### TASK STATEMENT
Only a number is wanted: how many lines in the listing contain the word "value"?

### SUPPLIED MATERIAL
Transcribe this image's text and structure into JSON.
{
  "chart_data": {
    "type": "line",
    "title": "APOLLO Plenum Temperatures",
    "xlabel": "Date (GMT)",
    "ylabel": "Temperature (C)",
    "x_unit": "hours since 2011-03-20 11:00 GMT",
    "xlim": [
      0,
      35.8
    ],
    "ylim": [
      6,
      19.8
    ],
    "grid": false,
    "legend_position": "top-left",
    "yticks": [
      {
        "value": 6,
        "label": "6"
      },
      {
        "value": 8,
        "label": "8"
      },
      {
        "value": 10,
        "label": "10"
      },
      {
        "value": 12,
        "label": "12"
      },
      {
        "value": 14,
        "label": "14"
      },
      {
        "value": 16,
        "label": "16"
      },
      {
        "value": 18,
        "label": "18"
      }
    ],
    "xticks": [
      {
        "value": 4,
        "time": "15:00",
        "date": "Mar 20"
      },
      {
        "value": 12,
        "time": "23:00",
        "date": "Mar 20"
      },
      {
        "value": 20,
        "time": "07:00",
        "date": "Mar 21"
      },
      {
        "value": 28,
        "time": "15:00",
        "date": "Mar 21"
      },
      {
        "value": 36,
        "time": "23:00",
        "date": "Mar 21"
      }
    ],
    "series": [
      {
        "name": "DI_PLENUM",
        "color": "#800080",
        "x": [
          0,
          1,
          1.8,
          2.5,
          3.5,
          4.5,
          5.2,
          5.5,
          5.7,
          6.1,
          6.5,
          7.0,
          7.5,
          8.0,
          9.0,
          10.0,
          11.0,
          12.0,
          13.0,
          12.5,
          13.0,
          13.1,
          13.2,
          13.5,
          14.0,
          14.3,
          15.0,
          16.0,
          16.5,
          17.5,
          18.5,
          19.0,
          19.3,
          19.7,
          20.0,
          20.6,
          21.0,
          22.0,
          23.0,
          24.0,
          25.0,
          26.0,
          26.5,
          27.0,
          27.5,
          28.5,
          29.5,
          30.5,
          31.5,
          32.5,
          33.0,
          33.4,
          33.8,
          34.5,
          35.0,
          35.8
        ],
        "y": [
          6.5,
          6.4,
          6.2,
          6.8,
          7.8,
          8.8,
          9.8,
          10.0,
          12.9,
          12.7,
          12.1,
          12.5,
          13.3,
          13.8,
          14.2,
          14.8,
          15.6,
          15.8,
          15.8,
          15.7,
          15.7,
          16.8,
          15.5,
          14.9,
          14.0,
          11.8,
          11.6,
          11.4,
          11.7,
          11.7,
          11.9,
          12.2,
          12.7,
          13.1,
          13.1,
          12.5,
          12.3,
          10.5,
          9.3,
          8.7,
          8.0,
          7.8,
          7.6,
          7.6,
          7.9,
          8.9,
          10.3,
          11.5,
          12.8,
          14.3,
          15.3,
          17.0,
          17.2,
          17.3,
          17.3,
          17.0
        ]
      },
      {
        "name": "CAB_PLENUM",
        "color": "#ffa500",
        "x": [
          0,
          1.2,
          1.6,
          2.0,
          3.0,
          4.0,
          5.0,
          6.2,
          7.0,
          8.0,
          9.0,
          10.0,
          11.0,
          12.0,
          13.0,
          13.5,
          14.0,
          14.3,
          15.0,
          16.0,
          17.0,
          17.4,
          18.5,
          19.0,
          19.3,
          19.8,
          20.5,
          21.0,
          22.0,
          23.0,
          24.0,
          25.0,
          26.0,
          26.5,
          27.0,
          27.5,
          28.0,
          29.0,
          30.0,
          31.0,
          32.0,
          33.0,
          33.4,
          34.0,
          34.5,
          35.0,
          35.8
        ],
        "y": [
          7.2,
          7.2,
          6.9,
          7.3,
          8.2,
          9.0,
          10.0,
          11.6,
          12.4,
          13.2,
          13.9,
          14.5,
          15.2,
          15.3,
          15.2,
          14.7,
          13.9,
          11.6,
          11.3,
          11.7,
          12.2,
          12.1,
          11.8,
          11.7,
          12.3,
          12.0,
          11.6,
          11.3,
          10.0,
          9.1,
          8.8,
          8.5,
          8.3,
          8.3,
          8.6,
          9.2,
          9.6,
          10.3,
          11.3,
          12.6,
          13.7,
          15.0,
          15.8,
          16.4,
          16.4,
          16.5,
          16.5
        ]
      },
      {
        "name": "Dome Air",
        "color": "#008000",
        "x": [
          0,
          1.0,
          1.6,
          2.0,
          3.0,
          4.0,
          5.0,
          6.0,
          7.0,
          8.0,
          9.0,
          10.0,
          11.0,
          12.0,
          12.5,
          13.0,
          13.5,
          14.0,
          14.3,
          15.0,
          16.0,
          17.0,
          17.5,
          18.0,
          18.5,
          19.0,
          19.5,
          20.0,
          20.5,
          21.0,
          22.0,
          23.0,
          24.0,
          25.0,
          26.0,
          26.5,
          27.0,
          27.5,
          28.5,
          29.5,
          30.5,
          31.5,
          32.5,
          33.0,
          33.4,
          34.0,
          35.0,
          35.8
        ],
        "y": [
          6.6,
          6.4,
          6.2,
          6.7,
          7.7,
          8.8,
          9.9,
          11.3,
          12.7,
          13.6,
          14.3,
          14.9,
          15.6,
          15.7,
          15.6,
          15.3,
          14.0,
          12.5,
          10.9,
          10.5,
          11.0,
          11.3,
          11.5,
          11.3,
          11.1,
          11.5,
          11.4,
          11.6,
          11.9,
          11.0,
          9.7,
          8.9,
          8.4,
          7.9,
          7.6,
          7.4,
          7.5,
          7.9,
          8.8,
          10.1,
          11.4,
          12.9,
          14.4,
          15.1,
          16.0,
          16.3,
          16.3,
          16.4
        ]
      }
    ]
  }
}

### ANSWER IN FULL
12